# AIM OF THE EXERCISE:
Your copy of the material below should match it exactly, except that it holds no pictures.

Data records:

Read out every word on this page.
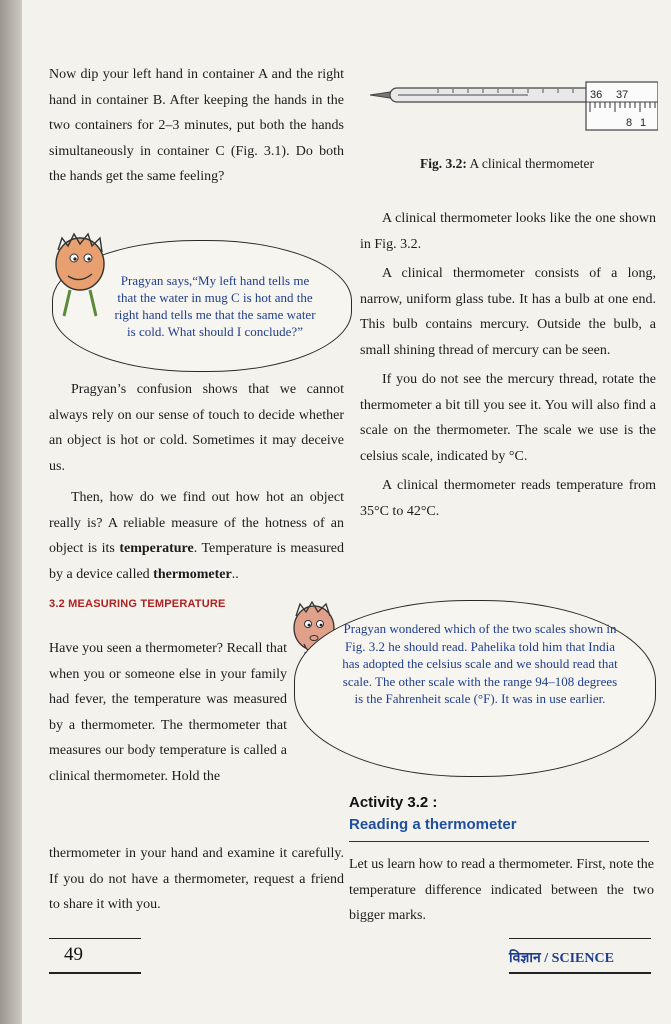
Now dip your left hand in container A and the right hand in container B. After keeping the hands in the two containers for 2–3 minutes, put both the hands simultaneously in container C (Fig. 3.1). Do both the hands get the same feeling?

Pragyan says,“My left hand tells me that the water in mug C is hot and the right hand tells me that the same water is cold. What should I conclude?”

Pragyan’s confusion shows that we cannot always rely on our sense of touch to decide whether an object is hot or cold. Sometimes it may deceive us.

Then, how do we find out how hot an object really is? A reliable measure of the hotness of an object is its temperature. Temperature is measured by a device called thermometer..

3.2 MEASURING TEMPERATURE
Pragyan wondered which of the two scales shown in Fig. 3.2 he should read. Pahelika told him that India has adopted the celsius scale and we should read that scale. The other scale with the range 94–108 degrees is the Fahrenheit scale (°F). It was in use earlier.

Have you seen a thermometer? Recall that when you or someone else in your family had fever, the temperature was measured by a thermometer. The thermometer that measures our body temperature is called a clinical thermometer. Hold the

thermometer in your hand and examine it carefully. If you do not have a thermometer, request a friend to share it with you.

36 37
8 1
Fig. 3.2: A clinical thermometer

A clinical thermometer looks like the one shown in Fig. 3.2.

A clinical thermometer consists of a long, narrow, uniform glass tube. It has a bulb at one end. This bulb contains mercury. Outside the bulb, a small shining thread of mercury can be seen.

If you do not see the mercury thread, rotate the thermometer a bit till you see it. You will also find a scale on the thermometer. The scale we use is the celsius scale, indicated by °C.

A clinical thermometer reads temperature from 35°C to 42°C.

Activity 3.2 :
Reading a thermometer

Let us learn how to read a thermometer. First, note the temperature difference indicated between the two bigger marks.

49	विज्ञान / SCIENCE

# RESULT FOR THIS TASK:
Read out every word on this page.
Now dip your left hand in container A and the right hand in container B. After keeping the hands in the two containers for 2–3 minutes, put both the hands simultaneously in container C (Fig. 3.1). Do both the hands get the same feeling?

Pragyan says,“My left hand tells me that the water in mug C is hot and the right hand tells me that the same water is cold. What should I conclude?”

Pragyan’s confusion shows that we cannot always rely on our sense of touch to decide whether an object is hot or cold. Sometimes it may deceive us.

Then, how do we find out how hot an object really is? A reliable measure of the hotness of an object is its temperature. Temperature is measured by a device called thermometer..

3.2 MEASURING TEMPERATURE
Pragyan wondered which of the two scales shown in Fig. 3.2 he should read. Pahelika told him that India has adopted the celsius scale and we should read that scale. The other scale with the range 94–108 degrees is the Fahrenheit scale (°F). It was in use earlier.

Have you seen a thermometer? Recall that when you or someone else in your family had fever, the temperature was measured by a thermometer. The thermometer that measures our body temperature is called a clinical thermometer. Hold the

thermometer in your hand and examine it carefully. If you do not have a thermometer, request a friend to share it with you.

36 37
8 1
Fig. 3.2: A clinical thermometer

A clinical thermometer looks like the one shown in Fig. 3.2.

A clinical thermometer consists of a long, narrow, uniform glass tube. It has a bulb at one end. This bulb contains mercury. Outside the bulb, a small shining thread of mercury can be seen.

If you do not see the mercury thread, rotate the thermometer a bit till you see it. You will also find a scale on the thermometer. The scale we use is the celsius scale, indicated by °C.

A clinical thermometer reads temperature from 35°C to 42°C.

Activity 3.2 :
Reading a thermometer

Let us learn how to read a thermometer. First, note the temperature difference indicated between the two bigger marks.

49	विज्ञान / SCIENCE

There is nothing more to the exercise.